Selection:
But there is another story here, perhaps one for when Celtic Park has emptied out and when the bitter disappointment of leading but not winning dissipates just enough to make it bearable to countenance.
In June 2025, Brighton owner Tony Bloom’s company bought a 29 per cent stake in Hearts. The club had already been using Jamestown Analytics, another Bloom company, for their recruitment. Bloom arrived with a plan to disrupt the Glasgow domination of the Scottish Premiership and it would be impossible to argue that he has not done so already. This was a five-year plan that almost achieved the unthinkable inside 12 months.
The recruitment has shifted significantly already. Last season in the Scottish Premiership, 72 per cent of all playing minutes were given to those who represent Scotland, England, the Republic of Ireland, Wales, Northern Ireland and three major British-speaking countries (Australia, Canada, USA) and most of the exceptions were at the Old Firm.
Against Celtic, Hearts’ team had representatives of Burkina Faso, Netherlands, DR Congo, Greece, Austria and Germany; add Norway, Kazakhstan, Albania and Portugal on the bench. That work will continue again this summer.
It will take time – how could it not? It may well never happen – how could there be any guarantee? The financial reality of this league means that the duopoly will take years to shift. They will always generate more revenue and attract higher-profile players because that is how established wealth and power works. To make any dent in the establishment, you have no choice but to try something different. Different means risk and risks don’t always work and aren’t always enough.

Tasks and exercises:
1. In the listing, begin at the line that has "- ov-support: 支持: [219, 330, 811, 366]" and stop after the line that has "- display-cell-ev: GitHub, Inc.". Reproduce those lines with "ev-nosupport" swapped for "ev-unsupported" and nothing else altered.
2. Carry on writing the article about Hearts' challenge to the Glasgow clubs, picking up after its final sentence.
The football article has no connection to the listing that comes after it.

[Records of elements and coordinates]
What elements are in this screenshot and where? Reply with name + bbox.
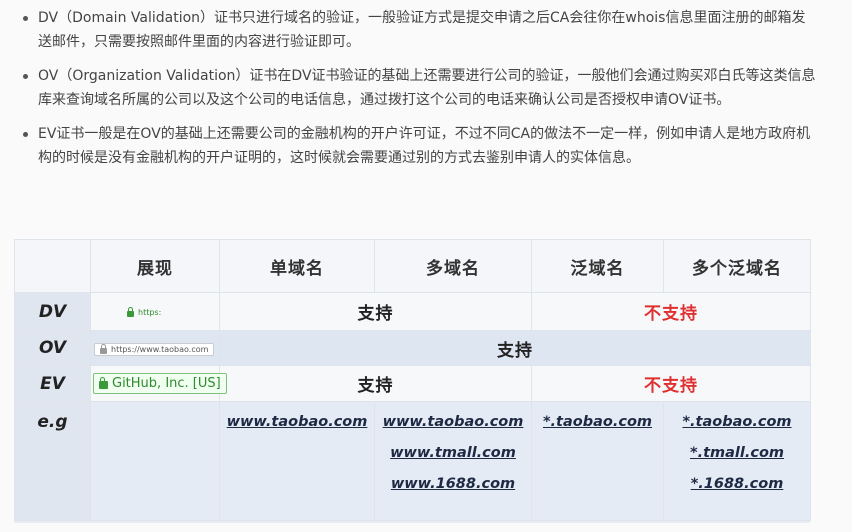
- ov-support: 支持: [219, 330, 811, 366]
- eg-domain: *.taobao.com: [542, 414, 653, 430]
- ev-nosupport: 不支持: [531, 365, 811, 402]
- header-wildcard: 泛域名: [531, 239, 664, 293]
- display-cell-ev: GitHub, Inc. [US]: [90, 365, 227, 402]
- header-multi-wildcard: 多个泛域名: [663, 239, 811, 293]
- display-cell-dv: https:: [90, 292, 220, 331]
- ov-badge-text: https://www.taobao.com: [111, 344, 209, 354]
- row-label-ev: EV: [14, 365, 91, 402]
- dv-support: 支持: [219, 292, 532, 331]
- dv-badge-text: https:: [138, 308, 162, 317]
- eg-domain: www.tmall.com: [390, 445, 516, 461]
- ev-badge-text: GitHub, Inc. [US]: [112, 376, 221, 391]
- eg-display-empty: [90, 401, 220, 521]
- bullet-text: EV证书一般是在OV的基础上还需要公司的金融机构的开户许可证，不过不同CA的做法…: [38, 126, 811, 166]
- bullet-ov: OV（Organization Validation）证书在DV证书验证的基础上…: [0, 64, 852, 112]
- eg-domain: www.taobao.com: [226, 414, 368, 430]
- display-cell-ov: https://www.taobao.com: [90, 330, 220, 366]
- bullet-dot-icon: [23, 16, 28, 21]
- eg-wildcard: *.taobao.com: [531, 401, 664, 521]
- bullet-ev: EV证书一般是在OV的基础上还需要公司的金融机构的开户许可证，不过不同CA的做法…: [0, 122, 852, 170]
- bullet-text: DV（Domain Validation）证书只进行域名的验证，一般验证方式是提…: [38, 10, 806, 50]
- table-row-ov: OV https://www.taobao.com 支持: [14, 330, 811, 366]
- eg-multi-wildcard: *.taobao.com *.tmall.com *.1688.com: [663, 401, 811, 521]
- lock-icon: [99, 377, 108, 389]
- header-multi-domain: 多域名: [374, 239, 532, 293]
- row-label-ov: OV: [14, 330, 91, 366]
- dv-nosupport: 不支持: [531, 292, 811, 331]
- eg-domain: *.taobao.com: [682, 414, 792, 430]
- eg-domain: www.1688.com: [390, 476, 516, 492]
- table-header-row: 展现 单域名 多域名 泛域名 多个泛域名: [14, 239, 811, 293]
- ev-support: 支持: [219, 365, 532, 402]
- eg-domain: *.tmall.com: [689, 445, 785, 461]
- eg-single-domain: www.taobao.com: [219, 401, 375, 521]
- header-corner: [14, 239, 91, 293]
- page: DV（Domain Validation）证书只进行域名的验证，一般验证方式是提…: [0, 0, 852, 532]
- eg-domain: *.1688.com: [690, 476, 784, 492]
- dv-address-bar: https:: [121, 306, 167, 319]
- lock-icon: [100, 343, 107, 354]
- bullet-dot-icon: [23, 74, 28, 79]
- table-row-ev: EV GitHub, Inc. [US] 支持 不支持: [14, 365, 811, 402]
- bullet-list: DV（Domain Validation）证书只进行域名的验证，一般验证方式是提…: [0, 6, 852, 180]
- bullet-text: OV（Organization Validation）证书在DV证书验证的基础上…: [38, 68, 816, 108]
- bullet-dot-icon: [23, 132, 28, 137]
- row-label-dv: DV: [14, 292, 91, 331]
- eg-domain: www.taobao.com: [382, 414, 524, 430]
- row-label-eg: e.g: [14, 401, 91, 521]
- table-row-eg: e.g www.taobao.com www.taobao.com www.tm…: [14, 401, 811, 521]
- ev-address-bar: GitHub, Inc. [US]: [93, 373, 227, 394]
- ov-address-bar: https://www.taobao.com: [94, 342, 215, 356]
- certificate-comparison-table: 展现 单域名 多域名 泛域名 多个泛域名 DV https: 支持 不支持 OV…: [14, 239, 811, 523]
- table-row-dv: DV https: 支持 不支持: [14, 292, 811, 331]
- eg-multi-domain: www.taobao.com www.tmall.com www.1688.co…: [374, 401, 532, 521]
- header-single-domain: 单域名: [219, 239, 375, 293]
- lock-icon: [127, 307, 134, 317]
- bullet-dv: DV（Domain Validation）证书只进行域名的验证，一般验证方式是提…: [0, 6, 852, 54]
- header-display: 展现: [90, 239, 220, 293]
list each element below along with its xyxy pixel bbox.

Answers for this exercise:
1.
- ov-support: 支持: [219, 330, 811, 366]
- eg-domain: *.taobao.com: [542, 414, 653, 430]
- ev-unsupported: 不支持: [531, 365, 811, 402]
- header-wildcard: 泛域名: [531, 239, 664, 293]
- display-cell-ev: GitHub, Inc. [US]: [90, 365, 227, 402]

2.
But remember too where Hearts have come from so quickly. In April 2025, they lost 0-2 at home to Dundee and Neil Critchley was sacked with relegation a genuine possibility. That was the last time Hearts lost at home, 13 months ago. Now it is a place of wonder.
At Tynecastle in October, when Hearts won the Edinburgh derby in added time, the place felt visceral enough as to make relentless pursuit of more days like this a certainty. If you could come that far in four months of new investment and ownership, where could the next four years of the five-year plan take them?
The crying shame, for almost everyone not associated with Celtic or Hibernian, is that we are still talking in questions rather than monumental results; a different vista is still a mirage for now. We wanted to know if the duopoly would ever end and we still do.
I still think there’s room for hope of change here. I think we have to believe in that and I think it would be good for Scotland, whatever Glasgow will – entirely understandably – say. The world was not shifted off its axis and rolled down the Gorgie Road, but it surely wobbled for a while. A glimmer of air finally rushes through that dusty window again. Celtic won the battle; Hearts are still preparing for war.